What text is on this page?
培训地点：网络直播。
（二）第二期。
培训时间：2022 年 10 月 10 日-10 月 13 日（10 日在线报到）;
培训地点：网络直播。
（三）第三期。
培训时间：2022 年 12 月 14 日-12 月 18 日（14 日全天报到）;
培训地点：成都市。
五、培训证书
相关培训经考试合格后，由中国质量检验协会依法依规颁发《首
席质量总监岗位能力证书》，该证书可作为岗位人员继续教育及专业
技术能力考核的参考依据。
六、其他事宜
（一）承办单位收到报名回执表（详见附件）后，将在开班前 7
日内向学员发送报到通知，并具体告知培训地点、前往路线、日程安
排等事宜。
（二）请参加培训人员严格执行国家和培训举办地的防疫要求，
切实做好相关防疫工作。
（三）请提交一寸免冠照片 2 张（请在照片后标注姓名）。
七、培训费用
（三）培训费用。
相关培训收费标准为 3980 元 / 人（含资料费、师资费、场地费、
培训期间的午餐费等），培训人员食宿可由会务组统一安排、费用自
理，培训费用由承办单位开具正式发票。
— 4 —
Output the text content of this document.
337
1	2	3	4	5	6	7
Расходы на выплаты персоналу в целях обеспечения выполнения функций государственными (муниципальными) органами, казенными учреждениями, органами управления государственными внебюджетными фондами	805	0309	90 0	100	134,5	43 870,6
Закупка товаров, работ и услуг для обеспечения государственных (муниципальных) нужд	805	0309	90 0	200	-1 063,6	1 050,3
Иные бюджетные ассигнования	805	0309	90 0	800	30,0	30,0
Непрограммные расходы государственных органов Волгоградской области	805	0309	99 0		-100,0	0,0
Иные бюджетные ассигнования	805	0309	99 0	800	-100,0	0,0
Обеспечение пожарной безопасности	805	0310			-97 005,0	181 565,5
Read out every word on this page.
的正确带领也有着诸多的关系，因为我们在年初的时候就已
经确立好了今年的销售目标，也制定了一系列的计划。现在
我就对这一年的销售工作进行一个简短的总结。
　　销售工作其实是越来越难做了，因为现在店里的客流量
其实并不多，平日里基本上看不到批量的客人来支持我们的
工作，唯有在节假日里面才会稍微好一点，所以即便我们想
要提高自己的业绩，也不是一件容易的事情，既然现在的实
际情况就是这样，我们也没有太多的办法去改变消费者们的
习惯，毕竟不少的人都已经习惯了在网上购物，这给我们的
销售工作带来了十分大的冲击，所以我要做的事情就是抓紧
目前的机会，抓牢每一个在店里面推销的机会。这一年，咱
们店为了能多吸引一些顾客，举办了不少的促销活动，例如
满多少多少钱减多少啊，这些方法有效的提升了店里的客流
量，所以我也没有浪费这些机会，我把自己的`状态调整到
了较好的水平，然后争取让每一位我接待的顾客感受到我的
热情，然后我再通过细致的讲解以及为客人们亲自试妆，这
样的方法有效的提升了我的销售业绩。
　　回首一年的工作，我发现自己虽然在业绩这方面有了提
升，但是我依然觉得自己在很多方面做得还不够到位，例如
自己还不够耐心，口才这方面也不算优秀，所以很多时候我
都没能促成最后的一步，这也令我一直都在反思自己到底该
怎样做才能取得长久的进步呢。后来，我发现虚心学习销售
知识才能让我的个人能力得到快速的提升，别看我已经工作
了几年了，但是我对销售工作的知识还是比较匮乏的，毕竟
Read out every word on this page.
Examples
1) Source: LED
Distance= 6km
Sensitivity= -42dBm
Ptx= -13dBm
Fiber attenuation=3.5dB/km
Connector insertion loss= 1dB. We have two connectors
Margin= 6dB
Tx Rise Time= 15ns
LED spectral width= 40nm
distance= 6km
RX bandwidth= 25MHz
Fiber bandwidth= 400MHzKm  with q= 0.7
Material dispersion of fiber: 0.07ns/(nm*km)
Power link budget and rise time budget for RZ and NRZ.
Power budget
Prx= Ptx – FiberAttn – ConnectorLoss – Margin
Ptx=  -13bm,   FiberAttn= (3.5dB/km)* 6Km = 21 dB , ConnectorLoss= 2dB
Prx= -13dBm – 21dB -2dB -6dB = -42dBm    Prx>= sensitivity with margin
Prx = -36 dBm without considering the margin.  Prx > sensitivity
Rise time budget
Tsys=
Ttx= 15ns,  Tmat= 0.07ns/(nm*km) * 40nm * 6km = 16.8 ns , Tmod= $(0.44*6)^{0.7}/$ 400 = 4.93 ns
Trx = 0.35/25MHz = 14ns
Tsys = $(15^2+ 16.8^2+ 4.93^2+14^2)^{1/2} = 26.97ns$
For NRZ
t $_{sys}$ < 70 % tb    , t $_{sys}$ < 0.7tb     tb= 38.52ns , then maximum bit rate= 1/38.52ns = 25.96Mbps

---

> [SHORT PROBLEM] Check each line of the records above for the string "budget", and report every line that has it.

> [EXPECTED ANSWER]
Power link budget and rise time budget for RZ and NRZ.
Power budget
Rise time budget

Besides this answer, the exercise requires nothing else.